陸上自衛隊第32普通科連隊公式アカウントのポストである。

このポストは、硫黄島において開催された「日米硫黄島戦没者合同慰霊追悼顕彰式」に、第32普通科連隊が旗衛隊として参加したことを報告し、英霊の冥福を祈る内容となっている。

なんら問題のないポストであるように思えるのだが、このなかで用いられた、とある単語が炎上したのだ。

大東亜戦争ーー。


先の戦争をこう呼称したことが、一部界隈の反感を買って炎上した。

"先の戦争" を名称として呼ぶ場合、「太平洋戦争」として教わった方が多いのだろうと思うが、現在の教科書では「太平洋戦争(大東亜戦争)」と記載されている場合が多いのだという。

ではなぜ、先の戦争を「大東亜戦争」と呼称しただけで、烈火のごとく怒る界隈が現れるのだろうか。

本記事では、先の戦争の呼称について簡単にご説明した後、「では我々は先の戦争をどう呼ぶべきなのか」についてお話ししようと思う。


先の戦争の呼称

私は本記事で "先の戦争" 、"先の戦争" と連呼しているが、これは「真珠湾攻撃~ポツダム宣言の対米英蘭戦争を含む一連の有事」を指している。

ここで重要となるのが、「対米英蘭戦争を指している」ではないことだ。

日本の戦争史を追えば、日清戦争、義和団事件、日露戦争、第一次世界大戦、シベリア出兵、満州事変、支那事変日中戦争、そして対米英蘭戦争と、数々の戦争・事変が存在する。

このなかで、我が国は1942年12月12日、「今次ノ對米英戰爭及今後情勢ノ推移ニ伴ヒ生起スルコトアルヘキ戰爭ハ支那事變ヲモ含メ大東亞戰爭ト呼稱ス」と閣議決定し、支那事変日中戦争から対米英蘭戦争の終結まで』『大東亜戦争』と呼ぶことを正式に決定した。

さらに同日、内閣情報局は「今次の對米英戰は、支那事變をも含め大東亞戰爭と呼稱す。大東亞戰爭と呼稱するは、大東亞新秩序建設を目的とする戰爭なることを意味するものにして、戰爭地域を主として大東亞のみに限定する意味に非ず」と発表、あくまで「自存自衛の全うとアジア諸国の植民地解放(大東亜新秩序・大東亜共栄圏の建設)のための戦争」であることを指しており、「戦闘地域が大東亜にあること」を指しているわけではないとした。

→ 提供項目:
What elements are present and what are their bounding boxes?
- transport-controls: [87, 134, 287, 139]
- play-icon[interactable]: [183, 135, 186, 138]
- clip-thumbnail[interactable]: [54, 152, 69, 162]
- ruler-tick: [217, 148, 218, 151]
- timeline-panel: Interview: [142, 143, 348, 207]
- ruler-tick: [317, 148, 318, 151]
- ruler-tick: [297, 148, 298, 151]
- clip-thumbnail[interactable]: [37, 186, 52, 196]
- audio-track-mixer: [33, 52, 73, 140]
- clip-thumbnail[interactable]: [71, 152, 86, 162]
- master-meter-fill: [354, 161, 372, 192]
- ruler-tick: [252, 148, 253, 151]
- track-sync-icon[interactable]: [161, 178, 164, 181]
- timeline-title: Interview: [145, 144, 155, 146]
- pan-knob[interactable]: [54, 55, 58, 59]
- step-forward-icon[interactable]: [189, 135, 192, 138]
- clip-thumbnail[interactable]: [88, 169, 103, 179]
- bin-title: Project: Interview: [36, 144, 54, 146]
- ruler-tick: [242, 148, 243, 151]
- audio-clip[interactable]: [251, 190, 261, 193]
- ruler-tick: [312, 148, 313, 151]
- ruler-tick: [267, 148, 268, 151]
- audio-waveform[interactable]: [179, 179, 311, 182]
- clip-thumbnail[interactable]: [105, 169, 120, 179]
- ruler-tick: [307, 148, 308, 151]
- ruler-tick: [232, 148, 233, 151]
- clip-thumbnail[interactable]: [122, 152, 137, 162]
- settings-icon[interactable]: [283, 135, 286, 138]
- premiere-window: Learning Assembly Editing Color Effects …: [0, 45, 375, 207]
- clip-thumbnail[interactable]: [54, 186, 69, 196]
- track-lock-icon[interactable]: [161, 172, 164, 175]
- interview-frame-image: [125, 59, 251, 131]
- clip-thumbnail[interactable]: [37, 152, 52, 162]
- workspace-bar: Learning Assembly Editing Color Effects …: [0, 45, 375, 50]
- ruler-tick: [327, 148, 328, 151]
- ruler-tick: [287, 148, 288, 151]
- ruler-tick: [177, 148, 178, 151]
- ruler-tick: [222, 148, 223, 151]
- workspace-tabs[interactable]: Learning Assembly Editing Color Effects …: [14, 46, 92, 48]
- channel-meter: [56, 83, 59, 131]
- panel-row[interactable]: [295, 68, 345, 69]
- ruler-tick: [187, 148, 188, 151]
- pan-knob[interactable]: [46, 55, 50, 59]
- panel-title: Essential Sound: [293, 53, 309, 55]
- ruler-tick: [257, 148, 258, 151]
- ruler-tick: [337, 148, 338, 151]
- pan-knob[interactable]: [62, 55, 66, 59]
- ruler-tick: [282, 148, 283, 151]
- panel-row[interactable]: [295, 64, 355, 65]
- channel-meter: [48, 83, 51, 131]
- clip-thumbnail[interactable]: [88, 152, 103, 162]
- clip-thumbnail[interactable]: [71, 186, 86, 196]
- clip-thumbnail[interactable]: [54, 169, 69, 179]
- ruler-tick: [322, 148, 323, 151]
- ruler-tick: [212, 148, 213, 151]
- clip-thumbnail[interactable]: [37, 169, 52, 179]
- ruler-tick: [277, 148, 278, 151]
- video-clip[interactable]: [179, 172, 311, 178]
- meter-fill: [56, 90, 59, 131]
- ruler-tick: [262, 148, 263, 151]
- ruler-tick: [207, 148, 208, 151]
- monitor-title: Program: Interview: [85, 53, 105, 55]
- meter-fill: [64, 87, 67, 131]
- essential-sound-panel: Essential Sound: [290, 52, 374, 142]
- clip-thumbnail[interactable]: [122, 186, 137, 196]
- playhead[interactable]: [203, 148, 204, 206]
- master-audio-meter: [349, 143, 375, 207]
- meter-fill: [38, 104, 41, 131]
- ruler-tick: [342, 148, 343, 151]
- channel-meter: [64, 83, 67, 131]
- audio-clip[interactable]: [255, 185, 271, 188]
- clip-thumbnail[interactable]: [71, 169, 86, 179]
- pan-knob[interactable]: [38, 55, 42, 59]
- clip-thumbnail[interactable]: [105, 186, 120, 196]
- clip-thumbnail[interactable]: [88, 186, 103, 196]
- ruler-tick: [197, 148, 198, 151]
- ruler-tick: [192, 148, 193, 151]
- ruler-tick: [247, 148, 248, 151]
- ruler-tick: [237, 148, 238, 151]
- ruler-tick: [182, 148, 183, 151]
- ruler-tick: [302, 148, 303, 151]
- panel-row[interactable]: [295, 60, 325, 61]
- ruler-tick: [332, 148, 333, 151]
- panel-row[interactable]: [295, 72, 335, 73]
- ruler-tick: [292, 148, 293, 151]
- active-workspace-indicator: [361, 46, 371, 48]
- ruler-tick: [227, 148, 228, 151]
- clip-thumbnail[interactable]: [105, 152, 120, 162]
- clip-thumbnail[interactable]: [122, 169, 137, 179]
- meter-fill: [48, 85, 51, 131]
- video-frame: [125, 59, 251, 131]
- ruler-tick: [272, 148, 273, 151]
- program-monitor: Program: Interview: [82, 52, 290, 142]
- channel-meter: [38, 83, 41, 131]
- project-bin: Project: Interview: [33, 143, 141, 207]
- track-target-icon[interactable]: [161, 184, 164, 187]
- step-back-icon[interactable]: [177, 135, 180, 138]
---
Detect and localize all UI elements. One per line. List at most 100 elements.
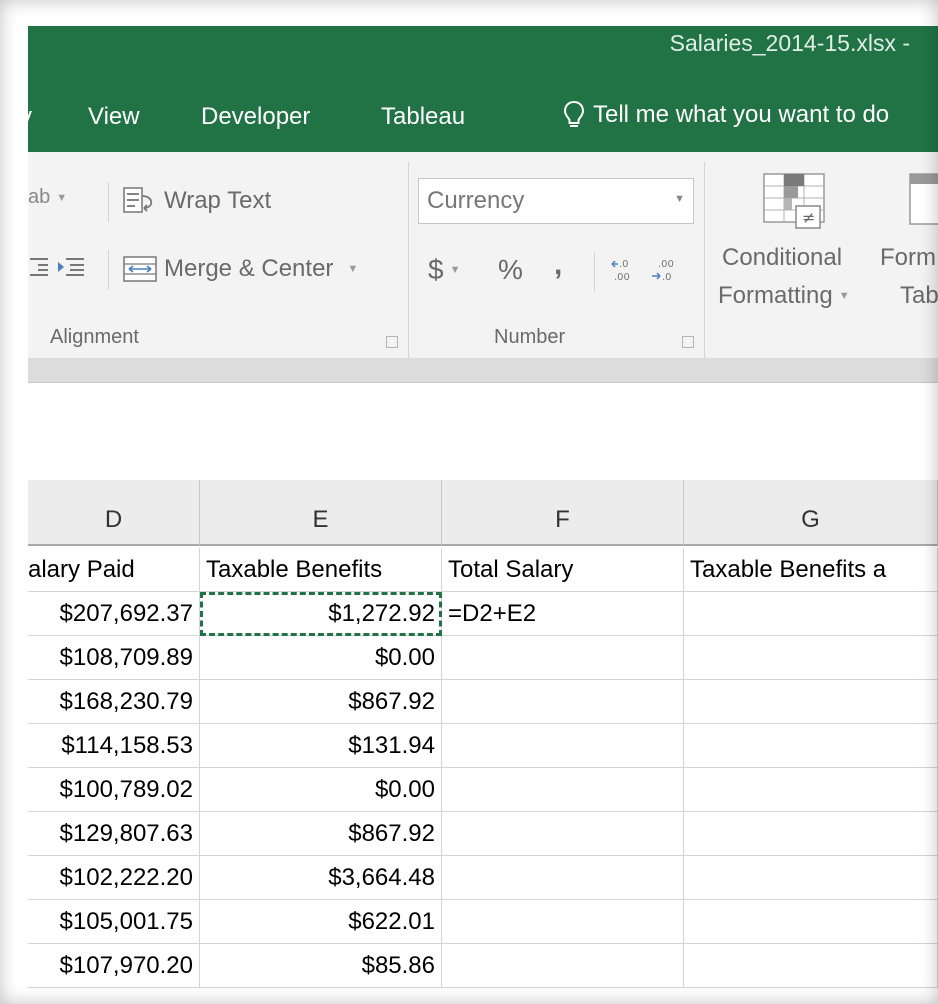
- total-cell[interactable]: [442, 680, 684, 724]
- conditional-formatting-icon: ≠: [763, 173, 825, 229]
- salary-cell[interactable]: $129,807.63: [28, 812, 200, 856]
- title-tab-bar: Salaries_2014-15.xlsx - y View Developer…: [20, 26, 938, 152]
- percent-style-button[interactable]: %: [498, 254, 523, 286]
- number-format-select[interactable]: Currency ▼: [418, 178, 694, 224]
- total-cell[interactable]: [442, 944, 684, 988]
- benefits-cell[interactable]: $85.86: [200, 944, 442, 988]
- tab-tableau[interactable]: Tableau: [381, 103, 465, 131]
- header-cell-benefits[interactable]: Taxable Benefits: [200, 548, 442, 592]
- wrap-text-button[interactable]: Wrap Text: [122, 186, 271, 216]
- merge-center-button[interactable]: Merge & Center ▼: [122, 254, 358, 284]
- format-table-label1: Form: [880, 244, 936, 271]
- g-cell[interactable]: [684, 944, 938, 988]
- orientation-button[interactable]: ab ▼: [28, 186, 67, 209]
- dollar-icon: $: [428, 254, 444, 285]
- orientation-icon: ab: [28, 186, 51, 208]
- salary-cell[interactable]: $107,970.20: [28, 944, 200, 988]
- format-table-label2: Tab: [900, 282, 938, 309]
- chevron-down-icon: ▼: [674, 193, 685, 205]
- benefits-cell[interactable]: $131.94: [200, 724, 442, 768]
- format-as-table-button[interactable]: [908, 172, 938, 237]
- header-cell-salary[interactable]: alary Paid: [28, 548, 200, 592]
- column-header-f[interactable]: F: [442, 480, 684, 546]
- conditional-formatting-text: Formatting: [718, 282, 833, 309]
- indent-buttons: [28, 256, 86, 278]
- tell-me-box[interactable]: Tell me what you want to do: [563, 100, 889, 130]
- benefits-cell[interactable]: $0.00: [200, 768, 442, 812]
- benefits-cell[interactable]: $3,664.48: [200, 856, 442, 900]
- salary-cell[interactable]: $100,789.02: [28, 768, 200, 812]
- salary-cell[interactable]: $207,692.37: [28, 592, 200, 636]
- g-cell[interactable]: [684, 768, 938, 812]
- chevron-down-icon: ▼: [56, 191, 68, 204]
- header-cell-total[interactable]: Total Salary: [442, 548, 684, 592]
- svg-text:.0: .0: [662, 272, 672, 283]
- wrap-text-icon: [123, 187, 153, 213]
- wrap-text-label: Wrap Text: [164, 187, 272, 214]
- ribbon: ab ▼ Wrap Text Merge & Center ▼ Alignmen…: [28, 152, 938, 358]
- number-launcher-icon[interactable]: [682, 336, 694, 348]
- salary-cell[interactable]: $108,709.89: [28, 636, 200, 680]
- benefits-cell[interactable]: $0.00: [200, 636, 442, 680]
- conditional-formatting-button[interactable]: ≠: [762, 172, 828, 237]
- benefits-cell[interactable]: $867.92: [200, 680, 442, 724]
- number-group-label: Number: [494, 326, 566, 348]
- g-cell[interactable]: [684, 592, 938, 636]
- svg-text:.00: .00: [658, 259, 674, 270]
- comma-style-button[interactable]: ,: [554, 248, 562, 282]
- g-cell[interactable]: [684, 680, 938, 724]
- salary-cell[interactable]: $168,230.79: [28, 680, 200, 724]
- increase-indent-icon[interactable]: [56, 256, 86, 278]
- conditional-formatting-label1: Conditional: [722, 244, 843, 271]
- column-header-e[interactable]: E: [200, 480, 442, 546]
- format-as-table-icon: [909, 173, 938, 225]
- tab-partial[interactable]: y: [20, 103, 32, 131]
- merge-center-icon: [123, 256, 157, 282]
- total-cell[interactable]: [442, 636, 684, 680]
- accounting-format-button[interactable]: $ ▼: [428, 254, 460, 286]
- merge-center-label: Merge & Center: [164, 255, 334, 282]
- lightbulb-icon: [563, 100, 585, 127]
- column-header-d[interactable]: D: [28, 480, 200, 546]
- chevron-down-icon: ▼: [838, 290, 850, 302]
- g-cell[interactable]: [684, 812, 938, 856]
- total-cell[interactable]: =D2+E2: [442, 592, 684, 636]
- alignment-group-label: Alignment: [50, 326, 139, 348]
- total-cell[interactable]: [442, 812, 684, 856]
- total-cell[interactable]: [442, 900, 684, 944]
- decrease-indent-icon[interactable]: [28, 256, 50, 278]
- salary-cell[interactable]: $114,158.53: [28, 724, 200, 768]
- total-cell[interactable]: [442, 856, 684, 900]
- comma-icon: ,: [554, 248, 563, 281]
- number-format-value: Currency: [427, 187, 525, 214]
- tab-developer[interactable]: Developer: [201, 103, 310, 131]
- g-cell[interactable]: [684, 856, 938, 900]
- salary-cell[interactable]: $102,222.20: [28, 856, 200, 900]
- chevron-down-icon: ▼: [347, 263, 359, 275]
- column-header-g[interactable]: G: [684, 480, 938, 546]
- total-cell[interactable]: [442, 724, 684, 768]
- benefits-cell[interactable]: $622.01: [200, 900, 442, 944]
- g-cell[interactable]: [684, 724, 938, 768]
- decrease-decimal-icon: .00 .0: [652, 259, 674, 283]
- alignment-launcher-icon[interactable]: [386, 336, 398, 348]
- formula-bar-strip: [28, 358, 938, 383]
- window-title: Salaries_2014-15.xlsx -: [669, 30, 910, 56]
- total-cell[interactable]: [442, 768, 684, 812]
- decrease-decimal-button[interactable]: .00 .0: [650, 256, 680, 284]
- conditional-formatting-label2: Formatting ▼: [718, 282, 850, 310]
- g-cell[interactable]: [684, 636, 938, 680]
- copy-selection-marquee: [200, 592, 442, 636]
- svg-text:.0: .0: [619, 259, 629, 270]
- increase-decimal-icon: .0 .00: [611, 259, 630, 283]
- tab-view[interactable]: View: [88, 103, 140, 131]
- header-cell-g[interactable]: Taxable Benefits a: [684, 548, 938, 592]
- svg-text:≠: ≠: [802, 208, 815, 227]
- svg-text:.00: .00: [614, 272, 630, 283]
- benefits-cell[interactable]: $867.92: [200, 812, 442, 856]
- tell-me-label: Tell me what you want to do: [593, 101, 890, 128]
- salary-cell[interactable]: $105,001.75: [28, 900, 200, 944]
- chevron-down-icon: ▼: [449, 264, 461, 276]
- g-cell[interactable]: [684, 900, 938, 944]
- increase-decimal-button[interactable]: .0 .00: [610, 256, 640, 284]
* * *
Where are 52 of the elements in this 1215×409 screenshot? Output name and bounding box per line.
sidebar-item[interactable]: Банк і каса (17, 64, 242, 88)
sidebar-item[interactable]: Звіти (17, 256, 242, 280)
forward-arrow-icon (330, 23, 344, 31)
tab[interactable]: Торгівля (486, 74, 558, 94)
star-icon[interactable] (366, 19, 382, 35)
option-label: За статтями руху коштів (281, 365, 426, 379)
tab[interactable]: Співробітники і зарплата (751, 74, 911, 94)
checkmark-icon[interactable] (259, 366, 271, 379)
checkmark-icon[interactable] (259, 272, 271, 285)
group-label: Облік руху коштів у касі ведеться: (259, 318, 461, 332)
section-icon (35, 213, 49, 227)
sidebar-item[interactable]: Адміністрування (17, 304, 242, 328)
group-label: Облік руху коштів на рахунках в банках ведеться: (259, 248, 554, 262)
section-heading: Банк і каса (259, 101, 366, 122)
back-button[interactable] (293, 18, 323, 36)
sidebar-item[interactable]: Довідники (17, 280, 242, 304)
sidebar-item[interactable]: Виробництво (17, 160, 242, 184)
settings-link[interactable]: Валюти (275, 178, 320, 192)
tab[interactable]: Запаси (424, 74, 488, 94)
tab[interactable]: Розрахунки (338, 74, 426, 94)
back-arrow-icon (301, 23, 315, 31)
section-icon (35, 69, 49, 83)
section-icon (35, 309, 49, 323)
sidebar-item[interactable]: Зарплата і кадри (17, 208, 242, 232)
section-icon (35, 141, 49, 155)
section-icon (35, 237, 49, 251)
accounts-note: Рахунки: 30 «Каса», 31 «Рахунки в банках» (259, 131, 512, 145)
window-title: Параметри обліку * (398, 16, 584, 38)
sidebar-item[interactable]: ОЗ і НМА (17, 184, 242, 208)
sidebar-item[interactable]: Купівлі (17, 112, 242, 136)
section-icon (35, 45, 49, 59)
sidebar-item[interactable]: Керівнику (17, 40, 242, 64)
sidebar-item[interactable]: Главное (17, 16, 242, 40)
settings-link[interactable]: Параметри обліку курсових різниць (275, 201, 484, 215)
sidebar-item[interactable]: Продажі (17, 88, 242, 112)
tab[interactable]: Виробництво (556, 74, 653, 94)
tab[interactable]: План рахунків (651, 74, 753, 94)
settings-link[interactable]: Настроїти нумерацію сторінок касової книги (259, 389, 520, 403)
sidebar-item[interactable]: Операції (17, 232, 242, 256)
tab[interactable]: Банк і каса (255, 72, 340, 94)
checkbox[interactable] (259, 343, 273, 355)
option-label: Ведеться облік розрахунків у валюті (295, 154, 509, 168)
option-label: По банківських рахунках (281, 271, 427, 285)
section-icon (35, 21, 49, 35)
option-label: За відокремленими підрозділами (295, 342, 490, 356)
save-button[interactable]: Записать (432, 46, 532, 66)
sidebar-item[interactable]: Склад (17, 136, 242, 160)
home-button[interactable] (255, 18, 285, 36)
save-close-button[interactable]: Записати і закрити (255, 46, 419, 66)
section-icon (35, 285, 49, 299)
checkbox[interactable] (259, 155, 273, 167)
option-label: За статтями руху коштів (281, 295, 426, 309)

→ 取り組む課題:
A - 先の戦争の呼称についての文章のうち、「ここで重要となるのが、「対米英蘭戦争を指している」ではないことだ。」から「しているわけではないとした。」までを、両端も含めて一字も変えずに書き写しなさい。
B - 先の戦争の呼称についての文章を、最後に示された文の次から書き継ぎなさい。
上の項目は、この作業には一切関わらない。

→ 解答一覧:
A -
ここで重要となるのが、「対米英蘭戦争を指している」ではないことだ。

日本の戦争史を追えば、日清戦争、義和団事件、日露戦争、第一次世界大戦、シベリア出兵、満州事変、支那事変日中戦争、そして対米英蘭戦争と、数々の戦争・事変が存在する。

このなかで、我が国は1942年12月12日、「今次ノ對米英戰爭及今後情勢ノ推移ニ伴ヒ生起スルコトアルヘキ戰爭ハ支那事變ヲモ含メ大東亞戰爭ト呼稱ス」と閣議決定し、支那事変日中戦争から対米英蘭戦争の終結まで』『大東亜戦争』と呼ぶことを正式に決定した。

さらに同日、内閣情報局は「今次の對米英戰は、支那事變をも含め大東亞戰爭と呼稱す。大東亞戰爭と呼稱するは、大東亞新秩序建設を目的とする戰爭なることを意味するものにして、戰爭地域を主として大東亞のみに限定する意味に非ず」と発表、あくまで「自存自衛の全うとアジア諸国の植民地解放(大東亜新秩序・大東亜共栄圏の建設)のための戦争」であることを指しており、「戦闘地域が大東亜にあること」を指しているわけではないとした。

B -
これが「大東亜戦争」である。

その後、戦後にGHQが「大東亜戦争」「大東亜共栄圏」「八紘一宇」「英霊」などの名称を禁止、公文書やメディアにおいてこれらの語句が使用できないようになった。

「大東亜戦争」や「大東亜共栄圏」、「八紘一宇」などの文言が広く使われていれば、国民の目は自然とアジア戦線へと向かい、「白人諸国がアジアを植民地化し、現地のアジア人を奴隷としていた」ことが語り継がれてしまう。

また、戦死者を「英霊」と呼称すれば「白人諸国からアジアを解放するために散っていった英雄」というイメージが定着することになり、これを戦勝国(白人諸国)が禁止するのは当然のことと言えるだろう。

このような経緯によって、「大東亜戦争」との呼び方は、言論空間から強引に抹殺されてしまったのである。

とはいえ、GHQによる占領はとうの昔に終わりを迎えているわけであって、1952年の「ポツダム宣言の受諾に伴い発する命令に関する件の廃止に関する法律」によって、大東亜戦争の呼称廃止覚書は失効している。

その後、公的機関においては先の戦争について呼称を定めることがなく、「今次戦争」「先の大戦」「第二次世界大戦」「太平洋戦争」「大東亜戦争」などの呼称が混在したまま現在へと至った。

このような歴史のなかで、なぜか「『大東亜戦争』と呼ぶ者は軍国主義者・差別主義者であり、先の戦争については『太平洋戦争』と呼ばなければならない」といった風潮が定着してしまったのである。

用いるべき呼称

では今後、我々日本人は先の戦争について、どのように呼称するべきと言えるのだろうか。

私は「大東亜戦争」と呼ぶべきと考える。

これには理由が2点挙げられる。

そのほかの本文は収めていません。